*WHAT IS BEING ASKED*: In the listing below, identify each line with the word "INTENSE" and return those lines.

*RECORD LIST*:
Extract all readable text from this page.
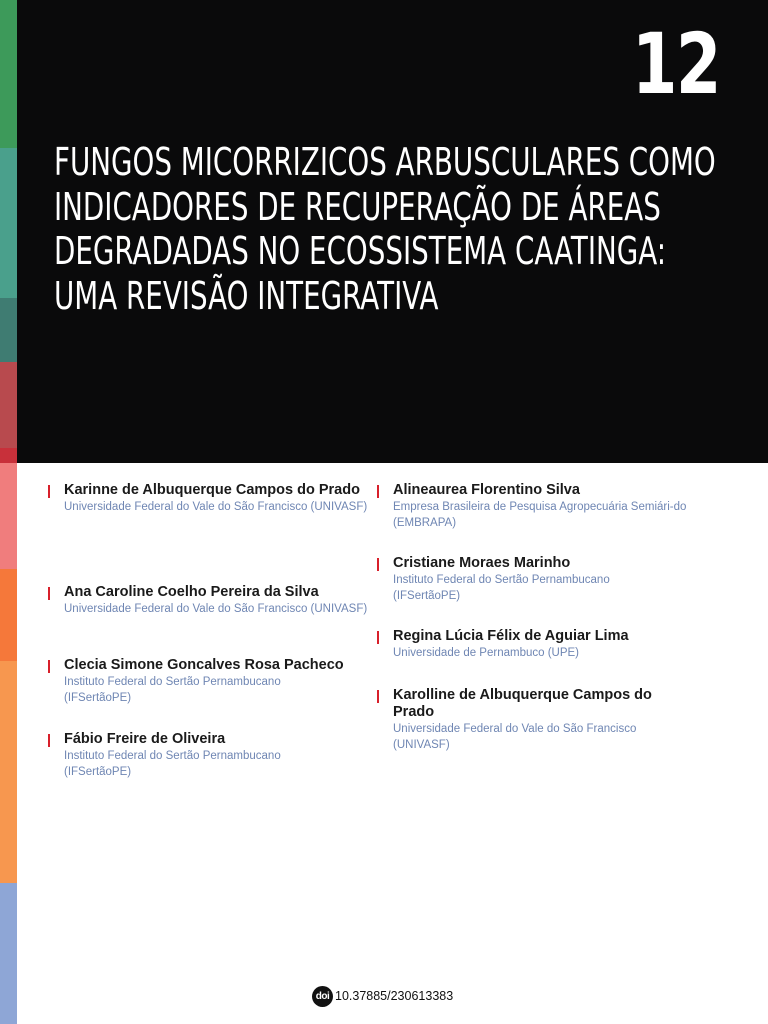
12
FUNGOS MICORRIZICOS ARBUSCULARES COMO
INDICADORES DE RECUPERAÇÃO DE ÁREAS
DEGRADADAS NO ECOSSISTEMA CAATINGA:
UMA REVISÃO INTEGRATIVA

Karinne de Albuquerque Campos do Prado

Universidade Federal do Vale do São Francisco (UNIVASF)

Ana Caroline Coelho Pereira da Silva

Universidade Federal do Vale do São Francisco (UNIVASF)

Clecia Simone Goncalves Rosa Pacheco

Instituto Federal do Sertão Pernambucano (IFSertãoPE)

Fábio Freire de Oliveira

Instituto Federal do Sertão Pernambucano (IFSertãoPE)

Alineaurea Florentino Silva

Empresa Brasileira de Pesquisa Agropecuária Semiári-do (EMBRAPA)

Cristiane Moraes Marinho

Instituto Federal do Sertão Pernambucano (IFSertãoPE)

Regina Lúcia Félix de Aguiar Lima

Universidade de Pernambuco (UPE)

Karolline de Albuquerque Campos do Prado

Universidade Federal do Vale do São Francisco (UNIVASF)

doi 10.37885/230613383
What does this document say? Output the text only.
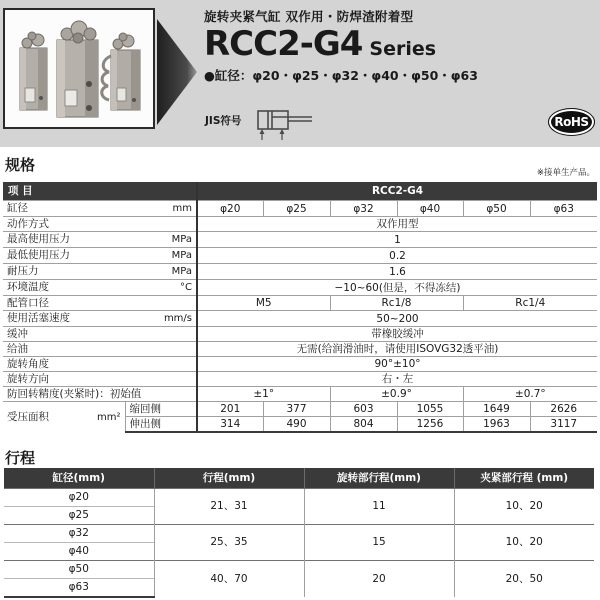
旋转夹紧气缸 双作用・防焊渣附着型
RCC2-G4 Series
●缸径：φ20・φ25・φ32・φ40・φ50・φ63
JIS符号	RoHS
规格	※接单生产品。
项 目		RCC2-G4					

缸径 mm		φ20	φ25	φ32	φ40	φ50	φ63
动作方式		双作用型					

最高使用压力 MPa		1					

最低使用压力 MPa		0.2					

耐压力 MPa		1.6					

环境温度 °C		−10~60(但是，不得冻结)					
配管口径		M5		Rc1/8		Rc1/4	

使用活塞速度 mm/s		50~200					
缓冲		带橡胶缓冲					
给油		无需(给润滑油时，请使用ISOVG32透平油)					
旋转角度		90°±10°					
旋转方向		右・左					
防回转精度(夹紧时)：初始值		±1°		±0.9°		±0.7°	

受压面积 mm²	缩回侧	201	377	603	1055	1649	2626
	伸出侧	314	490	804	1256	1963	3117
行程
缸径(mm)	行程(mm)	旋转部行程(mm)	夹紧部行程 (mm)
φ20	21、31	11	10、20
φ25			
φ32	25、35	15	10、20
φ40			
φ50	40、70	20	20、50
φ63			
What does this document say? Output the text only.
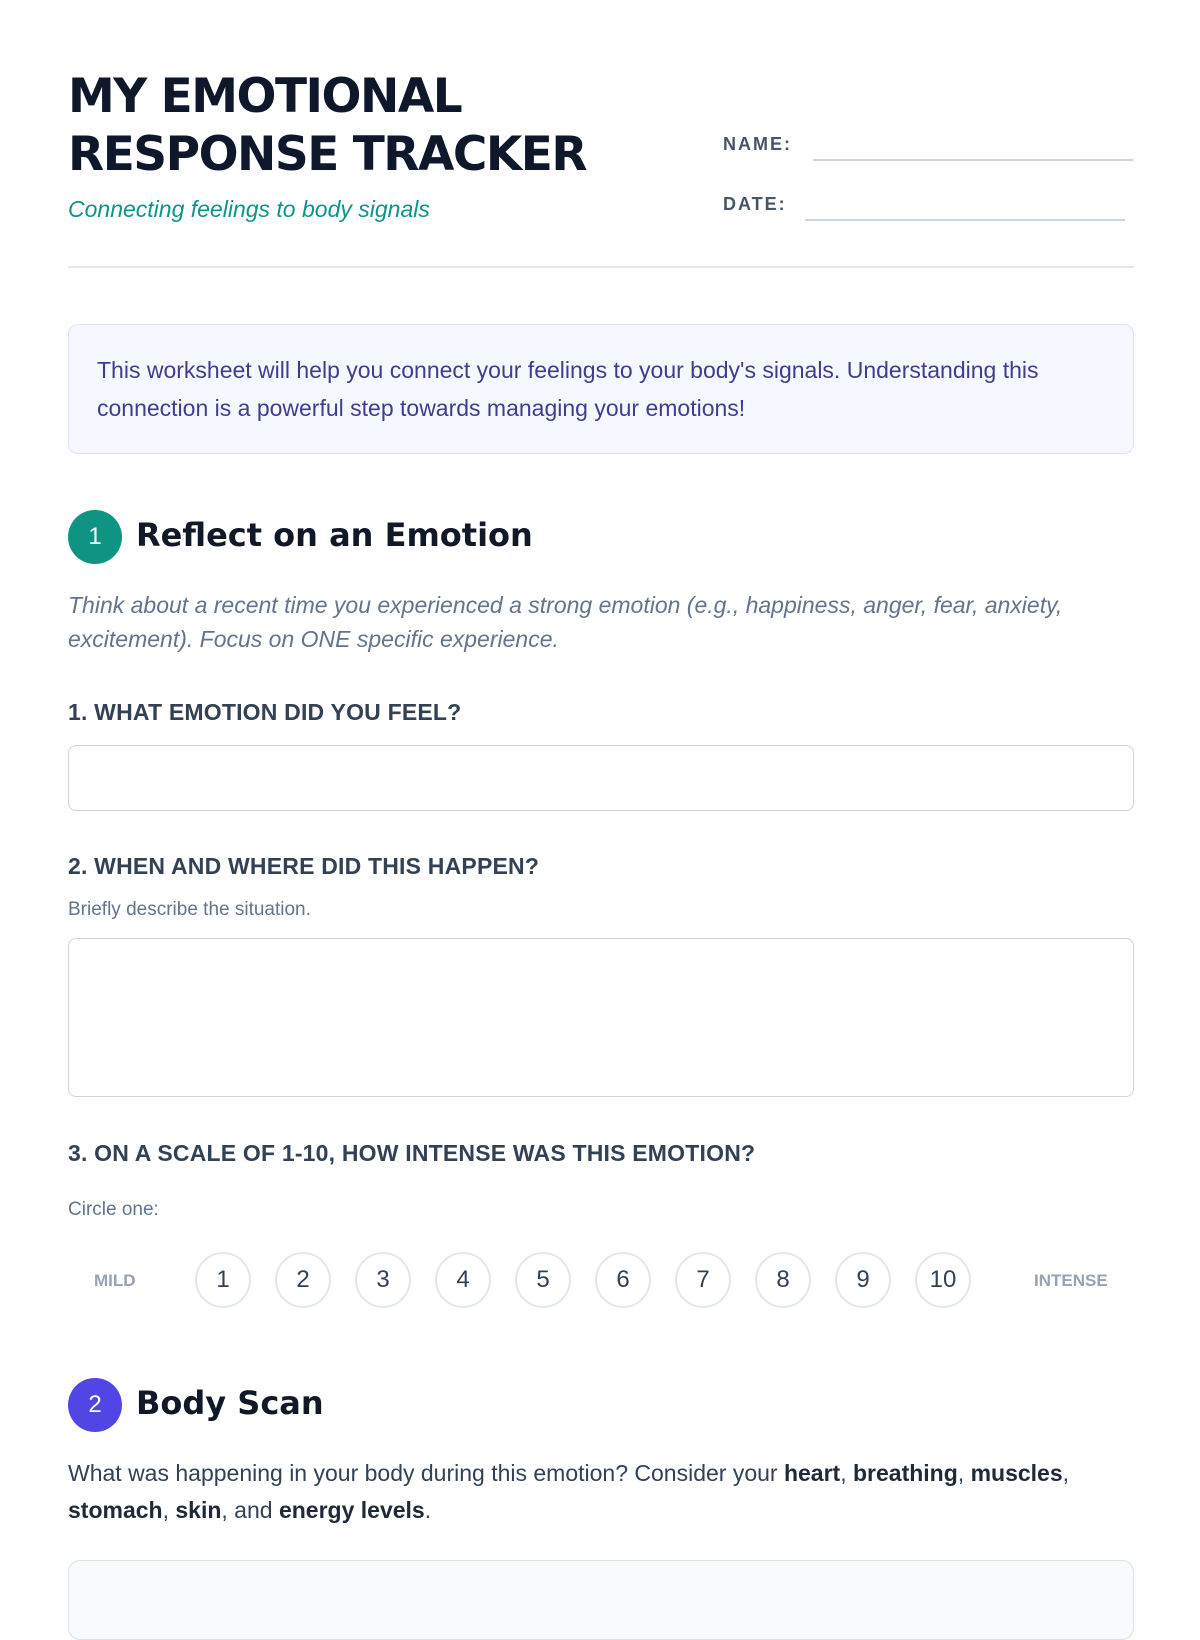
MY EMOTIONAL
RESPONSE TRACKER
Connecting feelings to body signals
NAME:
DATE:
This worksheet will help you connect your feelings to your body's signals. Understanding this connection is a powerful step towards managing your emotions!
1	Reflect on an Emotion

Think about a recent time you experienced a strong emotion (e.g., happiness, anger, fear, anxiety, excitement). Focus on ONE specific experience.

1. WHAT EMOTION DID YOU FEEL?

2. WHEN AND WHERE DID THIS HAPPEN?

Briefly describe the situation.

3. ON A SCALE OF 1-10, HOW INTENSE WAS THIS EMOTION?

Circle one:
MILD	1	2	3	4	5	6	7	8	9	10	INTENSE
2	Body Scan

What was happening in your body during this emotion? Consider your heart, breathing, muscles, stomach, skin, and energy levels.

*SOLUTION FOR THIS EXERCISE*:
3. ON A SCALE OF 1-10, HOW INTENSE WAS THIS EMOTION?
MILD	1	2	3	4	5	6	7	8	9	10	INTENSE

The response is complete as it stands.